== Data entries ==

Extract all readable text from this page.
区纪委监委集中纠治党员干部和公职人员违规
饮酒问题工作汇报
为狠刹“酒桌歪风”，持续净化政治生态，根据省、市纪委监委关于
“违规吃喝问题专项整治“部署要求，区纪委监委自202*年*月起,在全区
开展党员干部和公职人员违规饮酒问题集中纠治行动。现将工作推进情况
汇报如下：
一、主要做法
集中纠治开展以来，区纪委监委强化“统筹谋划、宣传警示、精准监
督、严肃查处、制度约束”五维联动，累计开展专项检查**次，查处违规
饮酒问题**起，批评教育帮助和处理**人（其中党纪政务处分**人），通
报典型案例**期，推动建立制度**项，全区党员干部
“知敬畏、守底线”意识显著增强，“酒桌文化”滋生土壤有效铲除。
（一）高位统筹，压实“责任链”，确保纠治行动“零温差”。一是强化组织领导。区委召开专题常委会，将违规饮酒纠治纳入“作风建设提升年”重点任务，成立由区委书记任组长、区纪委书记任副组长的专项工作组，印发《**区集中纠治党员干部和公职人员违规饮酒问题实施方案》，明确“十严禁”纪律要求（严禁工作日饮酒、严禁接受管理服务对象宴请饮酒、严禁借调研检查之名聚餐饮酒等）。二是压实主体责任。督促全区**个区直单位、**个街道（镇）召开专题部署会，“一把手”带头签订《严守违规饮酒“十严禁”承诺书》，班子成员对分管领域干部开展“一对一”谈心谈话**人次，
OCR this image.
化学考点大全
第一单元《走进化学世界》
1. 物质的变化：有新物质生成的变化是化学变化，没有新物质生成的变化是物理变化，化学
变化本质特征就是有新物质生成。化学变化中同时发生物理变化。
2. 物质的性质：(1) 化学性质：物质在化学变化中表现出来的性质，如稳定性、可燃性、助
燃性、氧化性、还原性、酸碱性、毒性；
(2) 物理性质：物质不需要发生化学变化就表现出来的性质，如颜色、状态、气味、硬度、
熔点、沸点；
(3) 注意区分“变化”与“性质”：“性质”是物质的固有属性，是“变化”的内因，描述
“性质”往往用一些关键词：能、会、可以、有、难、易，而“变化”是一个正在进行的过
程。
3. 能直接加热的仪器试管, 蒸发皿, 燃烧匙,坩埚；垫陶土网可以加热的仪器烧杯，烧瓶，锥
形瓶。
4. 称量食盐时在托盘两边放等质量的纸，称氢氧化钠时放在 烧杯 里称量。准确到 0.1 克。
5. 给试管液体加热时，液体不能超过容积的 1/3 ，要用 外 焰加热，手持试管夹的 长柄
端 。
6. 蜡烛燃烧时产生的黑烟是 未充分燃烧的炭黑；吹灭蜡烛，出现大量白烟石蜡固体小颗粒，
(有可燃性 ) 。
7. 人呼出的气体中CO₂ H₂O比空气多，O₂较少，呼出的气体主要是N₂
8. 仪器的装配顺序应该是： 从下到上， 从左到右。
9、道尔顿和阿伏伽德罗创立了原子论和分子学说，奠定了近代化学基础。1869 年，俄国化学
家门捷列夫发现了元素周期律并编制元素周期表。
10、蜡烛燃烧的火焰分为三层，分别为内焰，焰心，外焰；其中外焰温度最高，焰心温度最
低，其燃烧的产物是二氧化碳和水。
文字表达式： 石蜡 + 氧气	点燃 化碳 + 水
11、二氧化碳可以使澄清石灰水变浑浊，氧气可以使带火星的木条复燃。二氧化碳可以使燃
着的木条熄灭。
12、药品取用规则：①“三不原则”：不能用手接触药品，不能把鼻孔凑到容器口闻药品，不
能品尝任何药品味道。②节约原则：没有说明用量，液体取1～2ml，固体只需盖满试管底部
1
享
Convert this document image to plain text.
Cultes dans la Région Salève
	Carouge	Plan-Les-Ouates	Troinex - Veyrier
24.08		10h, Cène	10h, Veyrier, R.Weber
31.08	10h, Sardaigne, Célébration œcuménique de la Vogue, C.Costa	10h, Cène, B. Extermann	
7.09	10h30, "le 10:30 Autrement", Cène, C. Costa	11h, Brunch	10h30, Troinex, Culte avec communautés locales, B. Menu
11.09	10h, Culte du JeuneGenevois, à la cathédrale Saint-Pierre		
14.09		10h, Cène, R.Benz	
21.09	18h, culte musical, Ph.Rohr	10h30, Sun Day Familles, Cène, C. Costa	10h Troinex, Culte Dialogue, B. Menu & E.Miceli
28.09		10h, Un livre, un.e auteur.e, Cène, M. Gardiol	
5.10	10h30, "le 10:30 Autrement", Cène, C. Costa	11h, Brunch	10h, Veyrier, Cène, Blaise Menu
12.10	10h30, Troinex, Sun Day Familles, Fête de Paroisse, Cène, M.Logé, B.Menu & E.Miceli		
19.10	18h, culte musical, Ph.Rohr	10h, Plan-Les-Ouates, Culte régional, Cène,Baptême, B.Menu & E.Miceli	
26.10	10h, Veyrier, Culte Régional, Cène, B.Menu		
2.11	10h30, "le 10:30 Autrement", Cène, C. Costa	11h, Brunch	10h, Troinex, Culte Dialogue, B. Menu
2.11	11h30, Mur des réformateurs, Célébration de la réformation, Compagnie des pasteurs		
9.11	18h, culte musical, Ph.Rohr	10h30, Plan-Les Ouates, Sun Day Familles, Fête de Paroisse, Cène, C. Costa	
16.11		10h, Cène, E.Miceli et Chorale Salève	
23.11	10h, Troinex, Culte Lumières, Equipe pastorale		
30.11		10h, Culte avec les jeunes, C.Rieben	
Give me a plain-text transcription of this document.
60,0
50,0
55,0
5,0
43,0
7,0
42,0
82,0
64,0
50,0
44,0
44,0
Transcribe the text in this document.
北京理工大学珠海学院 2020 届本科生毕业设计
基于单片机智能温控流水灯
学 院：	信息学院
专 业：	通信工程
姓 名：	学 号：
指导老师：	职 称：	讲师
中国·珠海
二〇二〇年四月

===

#### [Work instructions]
The required output is the exact sequence of lines from the one containing "Convert this document image to plain text." through the end of the listing, both endpoints included.

#### [Written solution]
Convert this document image to plain text.
Cultes dans la Région Salève
	Carouge	Plan-Les-Ouates	Troinex - Veyrier
24.08		10h, Cène	10h, Veyrier, R.Weber
31.08	10h, Sardaigne, Célébration œcuménique de la Vogue, C.Costa	10h, Cène, B. Extermann	
7.09	10h30, "le 10:30 Autrement", Cène, C. Costa	11h, Brunch	10h30, Troinex, Culte avec communautés locales, B. Menu
11.09	10h, Culte du JeuneGenevois, à la cathédrale Saint-Pierre		
14.09		10h, Cène, R.Benz	
21.09	18h, culte musical, Ph.Rohr	10h30, Sun Day Familles, Cène, C. Costa	10h Troinex, Culte Dialogue, B. Menu & E.Miceli
28.09		10h, Un livre, un.e auteur.e, Cène, M. Gardiol	
5.10	10h30, "le 10:30 Autrement", Cène, C. Costa	11h, Brunch	10h, Veyrier, Cène, Blaise Menu
12.10	10h30, Troinex, Sun Day Familles, Fête de Paroisse, Cène, M.Logé, B.Menu & E.Miceli		
19.10	18h, culte musical, Ph.Rohr	10h, Plan-Les-Ouates, Culte régional, Cène,Baptême, B.Menu & E.Miceli	
26.10	10h, Veyrier, Culte Régional, Cène, B.Menu		
2.11	10h30, "le 10:30 Autrement", Cène, C. Costa	11h, Brunch	10h, Troinex, Culte Dialogue, B. Menu
2.11	11h30, Mur des réformateurs, Célébration de la réformation, Compagnie des pasteurs		
9.11	18h, culte musical, Ph.Rohr	10h30, Plan-Les Ouates, Sun Day Familles, Fête de Paroisse, Cène, C. Costa	
16.11		10h, Cène, E.Miceli et Chorale Salève	
23.11	10h, Troinex, Culte Lumières, Equipe pastorale		
30.11		10h, Culte avec les jeunes, C.Rieben	
Give me a plain-text transcription of this document.
60,0
50,0
55,0
5,0
43,0
7,0
42,0
82,0
64,0
50,0
44,0
44,0
Transcribe the text in this document.
北京理工大学珠海学院 2020 届本科生毕业设计
基于单片机智能温控流水灯
学 院：	信息学院
专 业：	通信工程
姓 名：	学 号：
指导老师：	职 称：	讲师
中国·珠海
二〇二〇年四月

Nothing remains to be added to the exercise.